GOAL: Give back the full listing verbatim, apart from its images.

INPUT DATA:
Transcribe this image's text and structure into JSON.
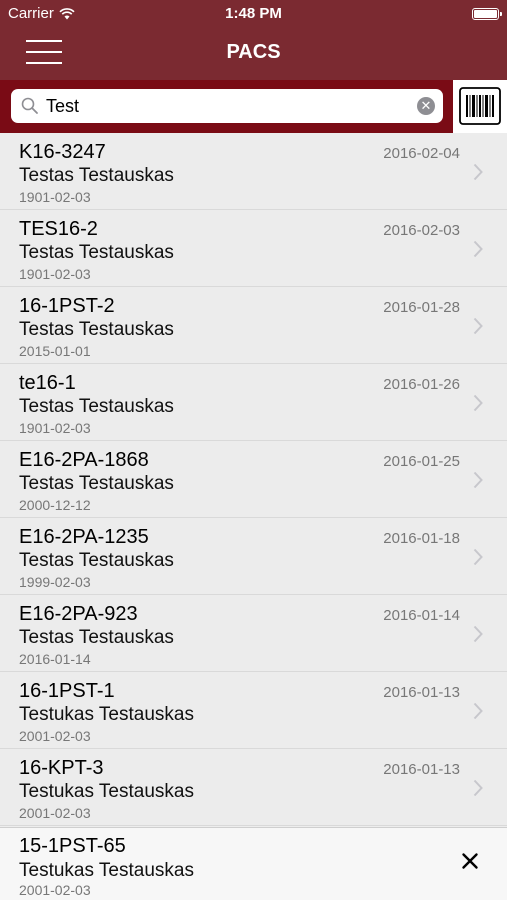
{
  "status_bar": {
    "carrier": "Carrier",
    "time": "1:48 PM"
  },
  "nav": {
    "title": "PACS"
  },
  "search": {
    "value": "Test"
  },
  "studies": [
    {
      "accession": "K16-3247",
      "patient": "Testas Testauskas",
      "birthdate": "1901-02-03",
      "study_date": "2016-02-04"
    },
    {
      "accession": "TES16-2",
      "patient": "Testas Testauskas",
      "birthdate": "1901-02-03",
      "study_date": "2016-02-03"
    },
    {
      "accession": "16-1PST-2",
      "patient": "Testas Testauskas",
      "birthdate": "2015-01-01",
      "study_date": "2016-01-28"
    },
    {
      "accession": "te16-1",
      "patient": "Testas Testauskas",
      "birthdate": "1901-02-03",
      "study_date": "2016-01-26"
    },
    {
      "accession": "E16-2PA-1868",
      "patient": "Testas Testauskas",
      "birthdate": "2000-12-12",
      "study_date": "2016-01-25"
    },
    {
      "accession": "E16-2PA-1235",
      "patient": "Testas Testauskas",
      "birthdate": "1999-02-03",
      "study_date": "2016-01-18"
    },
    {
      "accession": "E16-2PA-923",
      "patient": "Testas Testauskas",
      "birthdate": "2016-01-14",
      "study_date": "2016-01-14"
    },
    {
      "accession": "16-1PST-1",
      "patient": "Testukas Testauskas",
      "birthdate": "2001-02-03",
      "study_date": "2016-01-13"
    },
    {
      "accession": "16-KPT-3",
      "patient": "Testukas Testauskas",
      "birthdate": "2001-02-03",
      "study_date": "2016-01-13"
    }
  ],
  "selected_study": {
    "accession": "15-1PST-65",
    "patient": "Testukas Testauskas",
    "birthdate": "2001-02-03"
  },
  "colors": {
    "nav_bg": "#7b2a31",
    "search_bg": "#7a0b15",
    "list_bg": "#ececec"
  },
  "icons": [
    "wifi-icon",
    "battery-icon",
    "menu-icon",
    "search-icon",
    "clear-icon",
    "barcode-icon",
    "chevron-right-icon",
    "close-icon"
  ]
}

REPLY:
Transcribe this image's text and structure into JSON.
{
  "status_bar": {
    "carrier": "Carrier",
    "time": "1:48 PM"
  },
  "nav": {
    "title": "PACS"
  },
  "search": {
    "value": "Test"
  },
  "studies": [
    {
      "accession": "K16-3247",
      "patient": "Testas Testauskas",
      "birthdate": "1901-02-03",
      "study_date": "2016-02-04"
    },
    {
      "accession": "TES16-2",
      "patient": "Testas Testauskas",
      "birthdate": "1901-02-03",
      "study_date": "2016-02-03"
    },
    {
      "accession": "16-1PST-2",
      "patient": "Testas Testauskas",
      "birthdate": "2015-01-01",
      "study_date": "2016-01-28"
    },
    {
      "accession": "te16-1",
      "patient": "Testas Testauskas",
      "birthdate": "1901-02-03",
      "study_date": "2016-01-26"
    },
    {
      "accession": "E16-2PA-1868",
      "patient": "Testas Testauskas",
      "birthdate": "2000-12-12",
      "study_date": "2016-01-25"
    },
    {
      "accession": "E16-2PA-1235",
      "patient": "Testas Testauskas",
      "birthdate": "1999-02-03",
      "study_date": "2016-01-18"
    },
    {
      "accession": "E16-2PA-923",
      "patient": "Testas Testauskas",
      "birthdate": "2016-01-14",
      "study_date": "2016-01-14"
    },
    {
      "accession": "16-1PST-1",
      "patient": "Testukas Testauskas",
      "birthdate": "2001-02-03",
      "study_date": "2016-01-13"
    },
    {
      "accession": "16-KPT-3",
      "patient": "Testukas Testauskas",
      "birthdate": "2001-02-03",
      "study_date": "2016-01-13"
    }
  ],
  "selected_study": {
    "accession": "15-1PST-65",
    "patient": "Testukas Testauskas",
    "birthdate": "2001-02-03"
  },
  "colors": {
    "nav_bg": "#7b2a31",
    "search_bg": "#7a0b15",
    "list_bg": "#ececec"
  },
  "icons": [
    "wifi-icon",
    "battery-icon",
    "menu-icon",
    "search-icon",
    "clear-icon",
    "barcode-icon",
    "chevron-right-icon",
    "close-icon"
  ]
}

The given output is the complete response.